• Your task
Copy all lines below exactly as written. Leave pictures out.

• Data for this task
>> Begin

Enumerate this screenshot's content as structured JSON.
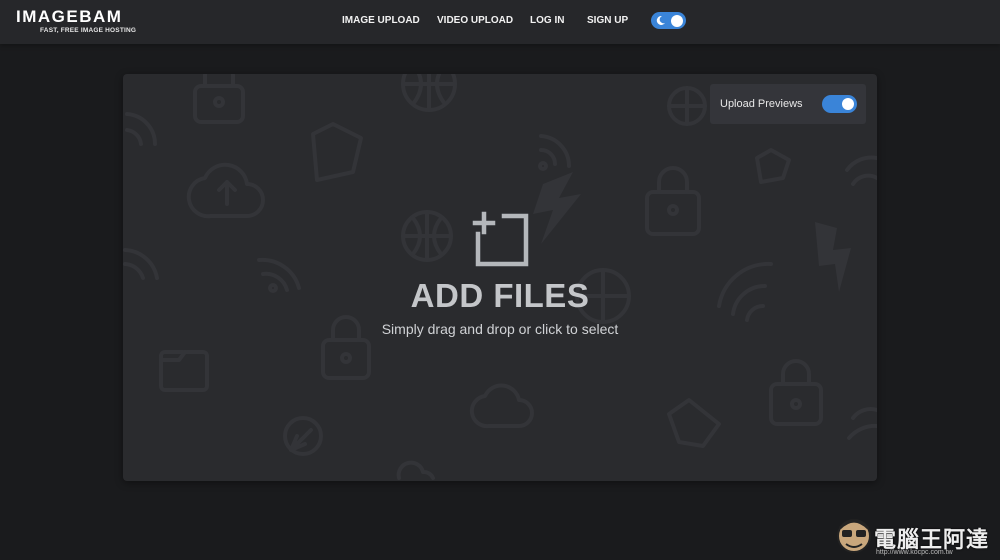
{
  "header": {
    "logo_title": "IMAGEBAM",
    "logo_tagline": "FAST, FREE IMAGE HOSTING",
    "nav": {
      "image_upload": "IMAGE UPLOAD",
      "video_upload": "VIDEO UPLOAD",
      "log_in": "LOG IN",
      "sign_up": "SIGN UP"
    },
    "theme_toggle": {
      "icon": "moon-icon",
      "state": "on"
    }
  },
  "uploader": {
    "preview_label": "Upload Previews",
    "preview_toggle_state": "on",
    "icon": "add-image-icon",
    "title": "ADD FILES",
    "subtitle": "Simply drag and drop or click to select",
    "background_icons": [
      "lock-icon",
      "globe-icon",
      "wifi-icon",
      "folder-icon",
      "cloud-upload-icon",
      "lightning-icon"
    ]
  },
  "watermark": {
    "text": "電腦王阿達",
    "url": "http://www.kocpc.com.tw"
  },
  "colors": {
    "page_bg": "#1a1b1d",
    "header_bg": "#26272a",
    "panel_bg": "#2a2b2e",
    "accent": "#3a84d8"
  }
}
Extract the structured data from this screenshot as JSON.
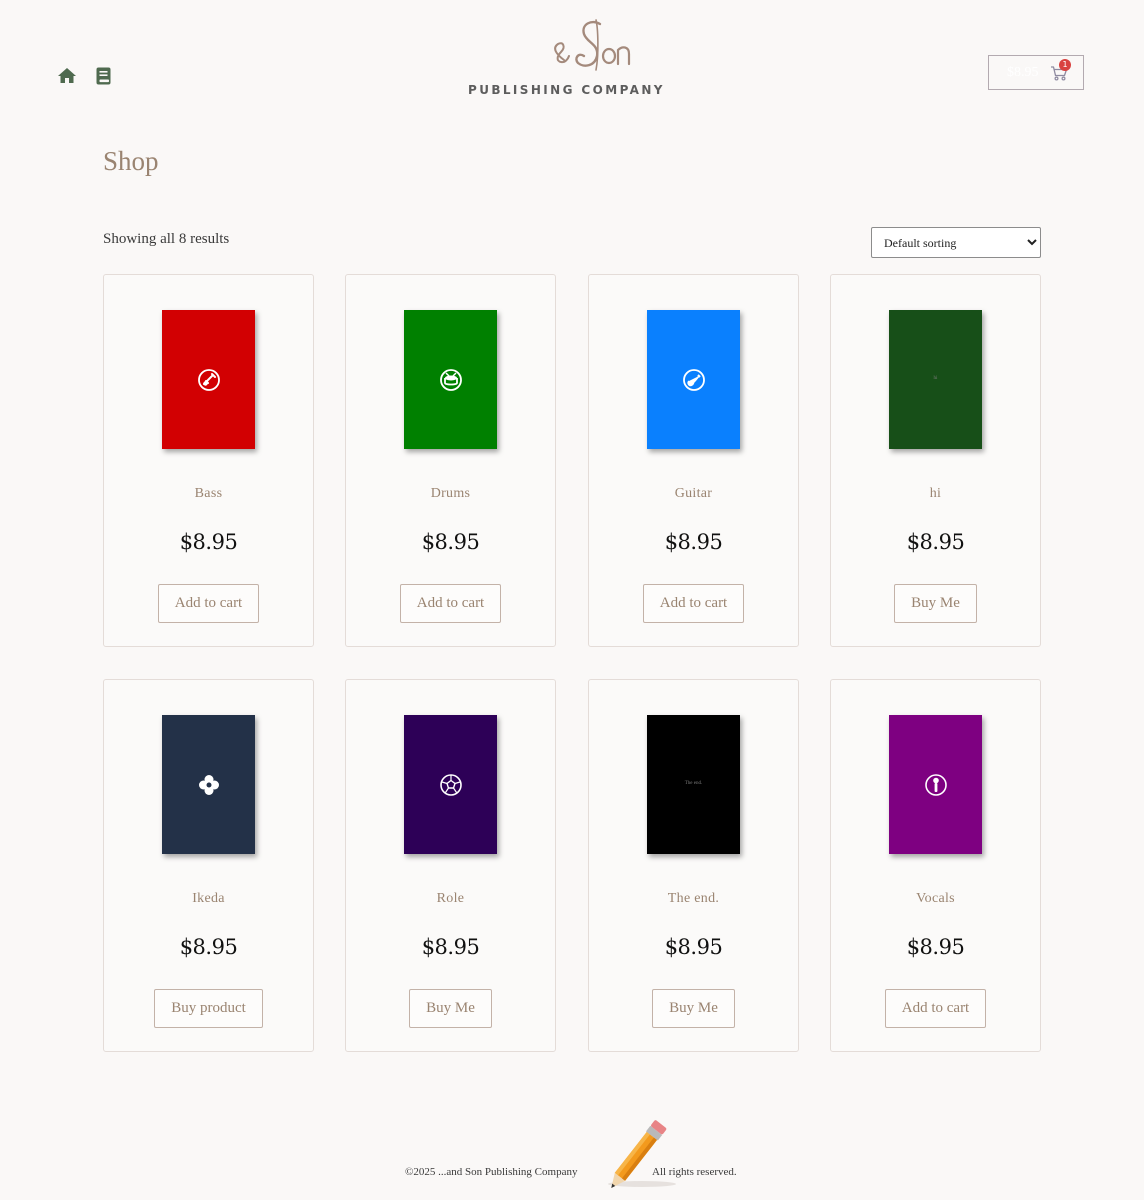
{
  "header": {
    "brand_script": "& Son",
    "brand_text": "PUBLISHING COMPANY",
    "cart_total": "$8.95",
    "cart_count": "1"
  },
  "page": {
    "title": "Shop",
    "result_count": "Showing all 8 results",
    "sorting": {
      "selected": "Default sorting",
      "options": [
        "Default sorting"
      ]
    }
  },
  "products": [
    {
      "name": "Bass",
      "price": "$8.95",
      "button": "Add to cart",
      "cover_color": "#d20002",
      "icon": "bass-guitar-icon"
    },
    {
      "name": "Drums",
      "price": "$8.95",
      "button": "Add to cart",
      "cover_color": "#008000",
      "icon": "drum-icon"
    },
    {
      "name": "Guitar",
      "price": "$8.95",
      "button": "Add to cart",
      "cover_color": "#0a80fe",
      "icon": "guitar-icon"
    },
    {
      "name": "hi",
      "price": "$8.95",
      "button": "Buy Me",
      "cover_color": "#174f18",
      "icon": "",
      "cover_text": "hi"
    },
    {
      "name": "Ikeda",
      "price": "$8.95",
      "button": "Buy product",
      "cover_color": "#233148",
      "icon": "flower-icon"
    },
    {
      "name": "Role",
      "price": "$8.95",
      "button": "Buy Me",
      "cover_color": "#2d0057",
      "icon": "soccer-ball-icon"
    },
    {
      "name": "The end.",
      "price": "$8.95",
      "button": "Buy Me",
      "cover_color": "#000000",
      "icon": "",
      "cover_text": "The end."
    },
    {
      "name": "Vocals",
      "price": "$8.95",
      "button": "Add to cart",
      "cover_color": "#7e0081",
      "icon": "microphone-icon"
    }
  ],
  "footer": {
    "copyright": "©2025 ...and Son Publishing Company",
    "rights": "All rights reserved."
  },
  "colors": {
    "accent": "#9a8471",
    "nav_icon": "#4f6a4f",
    "badge": "#d9413f",
    "background": "#faf8f7"
  }
}
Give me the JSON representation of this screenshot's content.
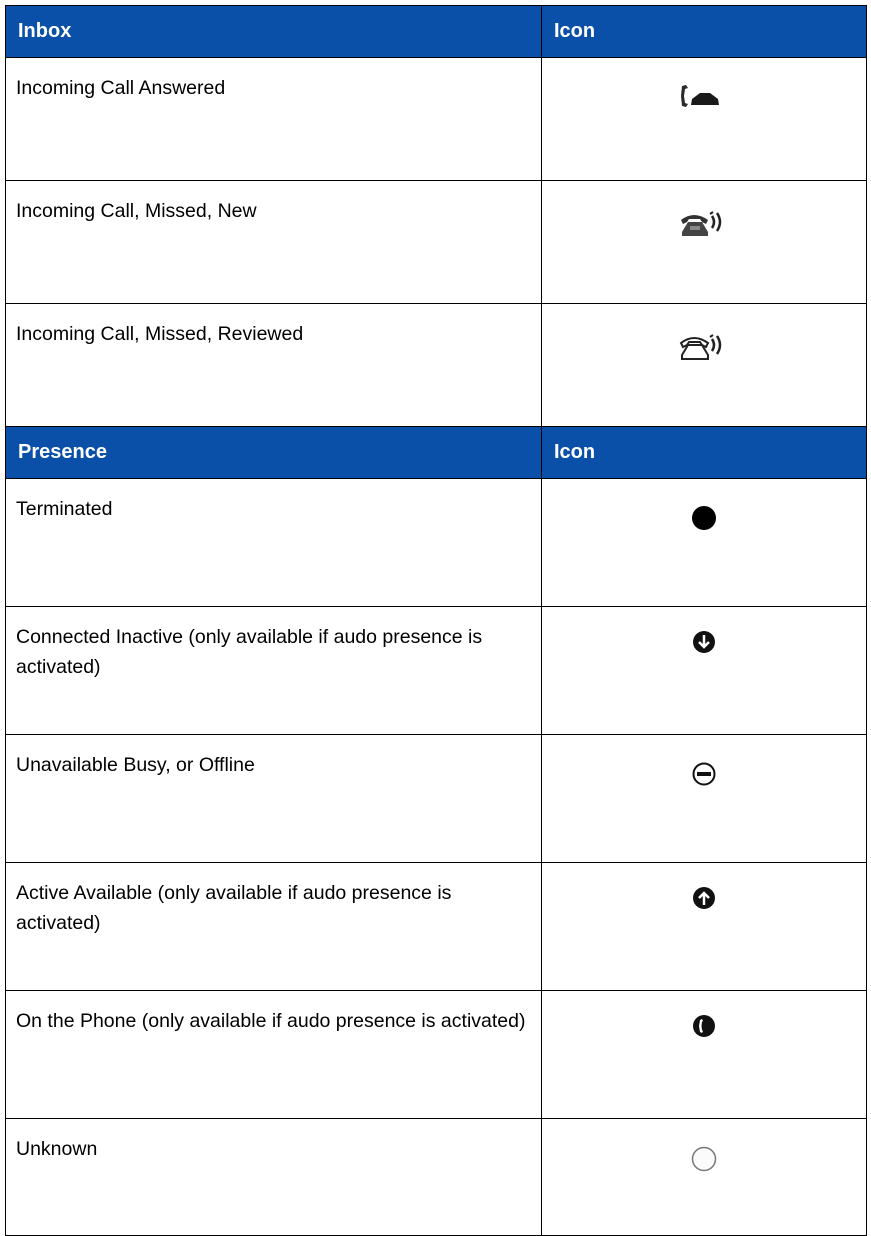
{
  "inbox": {
    "header": {
      "label": "Inbox",
      "icon": "Icon"
    },
    "rows": [
      {
        "label": "Incoming Call Answered",
        "icon": "call-answered-icon"
      },
      {
        "label": "Incoming Call, Missed, New",
        "icon": "call-missed-new-icon"
      },
      {
        "label": "Incoming Call, Missed, Reviewed",
        "icon": "call-missed-reviewed-icon"
      }
    ]
  },
  "presence": {
    "header": {
      "label": "Presence",
      "icon": "Icon"
    },
    "rows": [
      {
        "label": "Terminated",
        "icon": "terminated-icon"
      },
      {
        "label": "Connected Inactive (only available if audo presence is activated)",
        "icon": "connected-inactive-icon"
      },
      {
        "label": "Unavailable Busy, or Offline",
        "icon": "unavailable-busy-icon"
      },
      {
        "label": "Active Available  (only available if audo presence is activated)",
        "icon": "active-available-icon"
      },
      {
        "label": "On the Phone  (only available if audo presence is activated)",
        "icon": "on-the-phone-icon"
      },
      {
        "label": "Unknown",
        "icon": "unknown-icon"
      }
    ]
  },
  "colors": {
    "header_bg": "#0a50a8",
    "header_text": "#ffffff",
    "border": "#000000"
  }
}
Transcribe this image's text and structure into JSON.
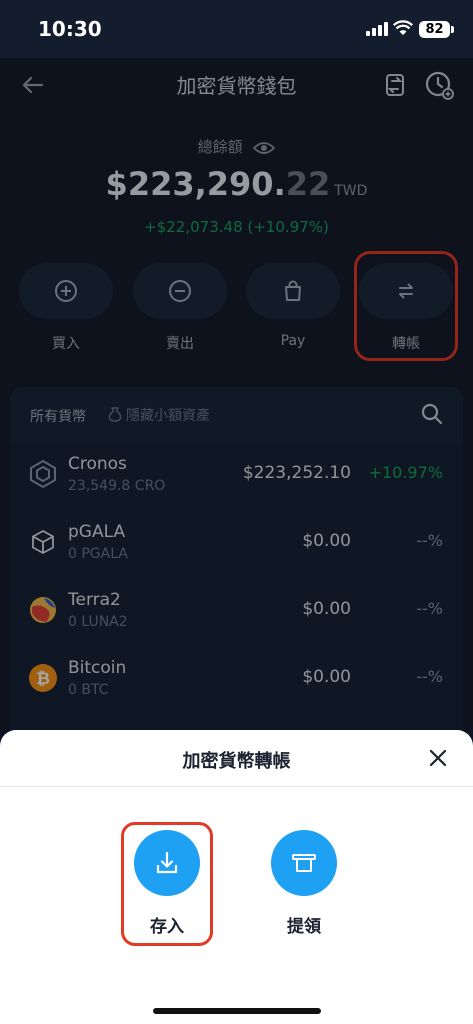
{
  "status_bar": {
    "time": "10:30",
    "battery": "82"
  },
  "header": {
    "title": "加密貨幣錢包"
  },
  "balance": {
    "label": "總餘額",
    "amount_main": "$223,290.",
    "amount_cents": "22",
    "currency": "TWD",
    "change": "+$22,073.48 (+10.97%)"
  },
  "actions": [
    {
      "label": "買入",
      "icon": "plus-circle-icon"
    },
    {
      "label": "賣出",
      "icon": "minus-circle-icon"
    },
    {
      "label": "Pay",
      "icon": "shopping-bag-icon"
    },
    {
      "label": "轉帳",
      "icon": "transfer-arrows-icon"
    }
  ],
  "coin_list": {
    "title": "所有貨幣",
    "hide_small": "隱藏小額資產",
    "coins": [
      {
        "name": "Cronos",
        "amount": "23,549.8 CRO",
        "value": "$223,252.10",
        "change": "+10.97%",
        "color": "#8e98a8"
      },
      {
        "name": "pGALA",
        "amount": "0 PGALA",
        "value": "$0.00",
        "change": "--%",
        "color": "#e8ecf2"
      },
      {
        "name": "Terra2",
        "amount": "0 LUNA2",
        "value": "$0.00",
        "change": "--%",
        "color": "#f0b84a"
      },
      {
        "name": "Bitcoin",
        "amount": "0 BTC",
        "value": "$0.00",
        "change": "--%",
        "color": "#f7931a"
      }
    ]
  },
  "sheet": {
    "title": "加密貨幣轉帳",
    "deposit_label": "存入",
    "withdraw_label": "提領",
    "accent": "#1ea1f2"
  },
  "colors": {
    "positive": "#17a45c",
    "highlight": "#e33a25"
  }
}
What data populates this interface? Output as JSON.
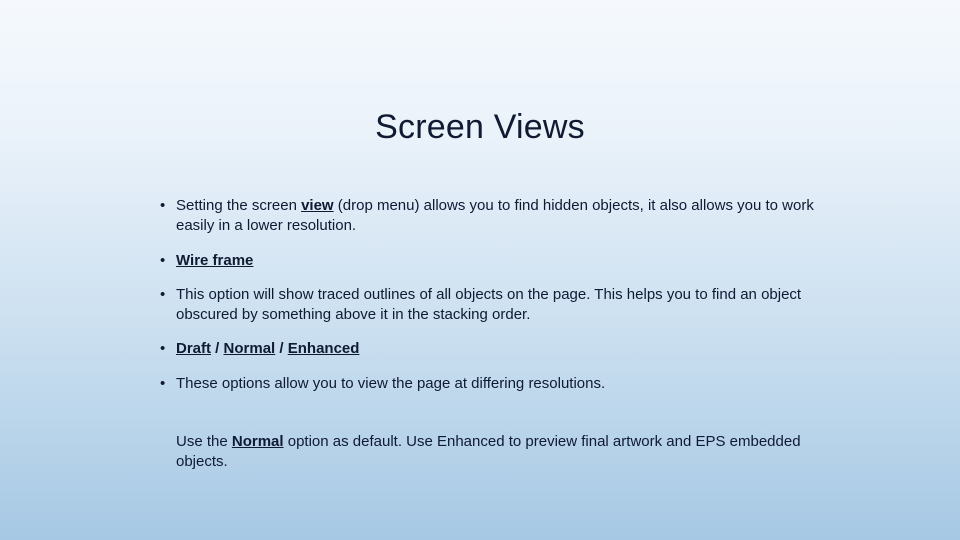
{
  "title": "Screen Views",
  "bullets": {
    "b1_a": "Setting the screen ",
    "b1_view": "view",
    "b1_b": " (drop menu) allows you to find hidden objects, it also allows you to work easily in a lower resolution.",
    "b2_pre": " ",
    "b2_wf": "Wire frame",
    "b3": "This option will show traced outlines of all objects on the page. This helps you to find an object obscured by something above it in the stacking order.",
    "b4_draft": "Draft",
    "b4_sep": " / ",
    "b4_normal": "Normal",
    "b4_enhanced": "Enhanced",
    "b5": "These options allow you to view the page at differing resolutions.",
    "tail_a": "Use the ",
    "tail_normal": "Normal",
    "tail_b": " option as default. Use Enhanced to preview final artwork and EPS embedded objects."
  }
}
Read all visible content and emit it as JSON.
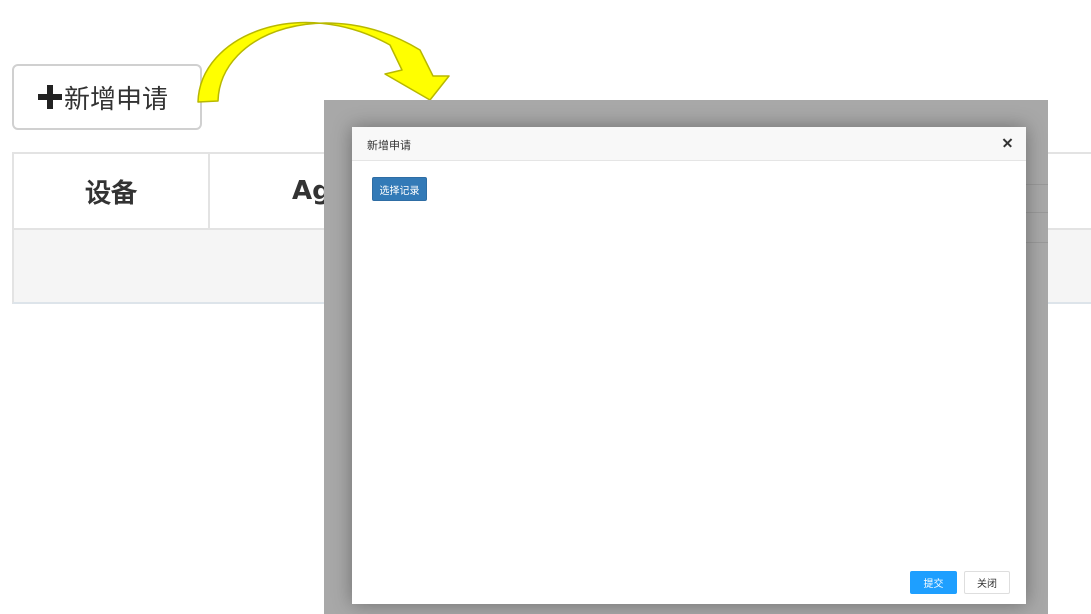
{
  "background": {
    "add_button_label": "新增申请",
    "table_headers": [
      "设备",
      "Ag"
    ]
  },
  "modal": {
    "title": "新增申请",
    "select_button_label": "选择记录",
    "submit_button_label": "提交",
    "close_button_label": "关闭"
  },
  "icons": {
    "add": "plus-icon",
    "close": "close-icon",
    "annotation": "curved-arrow-icon"
  },
  "colors": {
    "arrow_fill": "#ffff00",
    "arrow_stroke": "#b8b800",
    "primary_button": "#337ab7",
    "submit_button": "#1e9fff",
    "overlay": "#a8a8a8"
  }
}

>> End

• Solution to this task
Enumerate this screenshot's content as structured JSON.
{
  "header": {
    "logo_title": "IMAGEBAM",
    "logo_tagline": "FAST, FREE IMAGE HOSTING",
    "nav": {
      "image_upload": "IMAGE UPLOAD",
      "video_upload": "VIDEO UPLOAD",
      "log_in": "LOG IN",
      "sign_up": "SIGN UP"
    },
    "theme_toggle": {
      "icon": "moon-icon",
      "state": "on"
    }
  },
  "uploader": {
    "preview_label": "Upload Previews",
    "preview_toggle_state": "on",
    "icon": "add-image-icon",
    "title": "ADD FILES",
    "subtitle": "Simply drag and drop or click to select",
    "background_icons": [
      "lock-icon",
      "globe-icon",
      "wifi-icon",
      "folder-icon",
      "cloud-upload-icon",
      "lightning-icon"
    ]
  },
  "watermark": {
    "text": "電腦王阿達",
    "url": "http://www.kocpc.com.tw"
  },
  "colors": {
    "page_bg": "#1a1b1d",
    "header_bg": "#26272a",
    "panel_bg": "#2a2b2e",
    "accent": "#3a84d8"
  }
}
Extract the structured data from this screenshot as JSON.
{
  "header": {
    "brand_script": "& Son",
    "brand_text": "PUBLISHING COMPANY",
    "cart_total": "$8.95",
    "cart_count": "1"
  },
  "page": {
    "title": "Shop",
    "result_count": "Showing all 8 results",
    "sorting": {
      "selected": "Default sorting",
      "options": [
        "Default sorting"
      ]
    }
  },
  "products": [
    {
      "name": "Bass",
      "price": "$8.95",
      "button": "Add to cart",
      "cover_color": "#d20002",
      "icon": "bass-guitar-icon"
    },
    {
      "name": "Drums",
      "price": "$8.95",
      "button": "Add to cart",
      "cover_color": "#008000",
      "icon": "drum-icon"
    },
    {
      "name": "Guitar",
      "price": "$8.95",
      "button": "Add to cart",
      "cover_color": "#0a80fe",
      "icon": "guitar-icon"
    },
    {
      "name": "hi",
      "price": "$8.95",
      "button": "Buy Me",
      "cover_color": "#174f18",
      "icon": "",
      "cover_text": "hi"
    },
    {
      "name": "Ikeda",
      "price": "$8.95",
      "button": "Buy product",
      "cover_color": "#233148",
      "icon": "flower-icon"
    },
    {
      "name": "Role",
      "price": "$8.95",
      "button": "Buy Me",
      "cover_color": "#2d0057",
      "icon": "soccer-ball-icon"
    },
    {
      "name": "The end.",
      "price": "$8.95",
      "button": "Buy Me",
      "cover_color": "#000000",
      "icon": "",
      "cover_text": "The end."
    },
    {
      "name": "Vocals",
      "price": "$8.95",
      "button": "Add to cart",
      "cover_color": "#7e0081",
      "icon": "microphone-icon"
    }
  ],
  "footer": {
    "copyright": "©2025 ...and Son Publishing Company",
    "rights": "All rights reserved."
  },
  "colors": {
    "accent": "#9a8471",
    "nav_icon": "#4f6a4f",
    "badge": "#d9413f",
    "background": "#faf8f7"
  }
}
Give me the JSON representation of this screenshot's content.
{
  "inbox": {
    "header": {
      "label": "Inbox",
      "icon": "Icon"
    },
    "rows": [
      {
        "label": "Incoming Call Answered",
        "icon": "call-answered-icon"
      },
      {
        "label": "Incoming Call, Missed, New",
        "icon": "call-missed-new-icon"
      },
      {
        "label": "Incoming Call, Missed, Reviewed",
        "icon": "call-missed-reviewed-icon"
      }
    ]
  },
  "presence": {
    "header": {
      "label": "Presence",
      "icon": "Icon"
    },
    "rows": [
      {
        "label": "Terminated",
        "icon": "terminated-icon"
      },
      {
        "label": "Connected Inactive (only available if audo presence is activated)",
        "icon": "connected-inactive-icon"
      },
      {
        "label": "Unavailable Busy, or Offline",
        "icon": "unavailable-busy-icon"
      },
      {
        "label": "Active Available  (only available if audo presence is activated)",
        "icon": "active-available-icon"
      },
      {
        "label": "On the Phone  (only available if audo presence is activated)",
        "icon": "on-the-phone-icon"
      },
      {
        "label": "Unknown",
        "icon": "unknown-icon"
      }
    ]
  },
  "colors": {
    "header_bg": "#0a50a8",
    "header_text": "#ffffff",
    "border": "#000000"
  }
}
Transcribe this image's text and structure into JSON.
{
  "status_bar": {
    "time": "10:30",
    "battery": "82"
  },
  "header": {
    "title": "加密貨幣錢包"
  },
  "balance": {
    "label": "總餘額",
    "amount_main": "$223,290.",
    "amount_cents": "22",
    "currency": "TWD",
    "change": "+$22,073.48 (+10.97%)"
  },
  "actions": [
    {
      "label": "買入",
      "icon": "plus-circle-icon"
    },
    {
      "label": "賣出",
      "icon": "minus-circle-icon"
    },
    {
      "label": "Pay",
      "icon": "shopping-bag-icon"
    },
    {
      "label": "轉帳",
      "icon": "transfer-arrows-icon"
    }
  ],
  "coin_list": {
    "title": "所有貨幣",
    "hide_small": "隱藏小額資產",
    "coins": [
      {
        "name": "Cronos",
        "amount": "23,549.8 CRO",
        "value": "$223,252.10",
        "change": "+10.97%",
        "color": "#8e98a8"
      },
      {
        "name": "pGALA",
        "amount": "0 PGALA",
        "value": "$0.00",
        "change": "--%",
        "color": "#e8ecf2"
      },
      {
        "name": "Terra2",
        "amount": "0 LUNA2",
        "value": "$0.00",
        "change": "--%",
        "color": "#f0b84a"
      },
      {
        "name": "Bitcoin",
        "amount": "0 BTC",
        "value": "$0.00",
        "change": "--%",
        "color": "#f7931a"
      }
    ]
  },
  "sheet": {
    "title": "加密貨幣轉帳",
    "deposit_label": "存入",
    "withdraw_label": "提領",
    "accent": "#1ea1f2"
  },
  "colors": {
    "positive": "#17a45c",
    "highlight": "#e33a25"
  }
}
What data populates this interface? Output as JSON.
{
  "title": "Screen Views",
  "bullets": {
    "b1_a": "Setting the screen ",
    "b1_view": "view",
    "b1_b": " (drop menu) allows you to find hidden objects, it also allows you to work easily in a lower resolution.",
    "b2_pre": " ",
    "b2_wf": "Wire frame",
    "b3": "This option will show traced outlines of all objects on the page. This helps you to find an object obscured by something above it in the stacking order.",
    "b4_draft": "Draft",
    "b4_sep": " / ",
    "b4_normal": "Normal",
    "b4_enhanced": "Enhanced",
    "b5": "These options allow you to view the page at differing resolutions.",
    "tail_a": "Use the ",
    "tail_normal": "Normal",
    "tail_b": " option as default. Use Enhanced to preview final artwork and EPS embedded objects."
  }
}
Read all visible content and emit it as JSON.
{
  "background": {
    "add_button_label": "新增申请",
    "table_headers": [
      "设备",
      "Ag"
    ]
  },
  "modal": {
    "title": "新增申请",
    "select_button_label": "选择记录",
    "submit_button_label": "提交",
    "close_button_label": "关闭"
  },
  "icons": {
    "add": "plus-icon",
    "close": "close-icon",
    "annotation": "curved-arrow-icon"
  },
  "colors": {
    "arrow_fill": "#ffff00",
    "arrow_stroke": "#b8b800",
    "primary_button": "#337ab7",
    "submit_button": "#1e9fff",
    "overlay": "#a8a8a8"
  }
}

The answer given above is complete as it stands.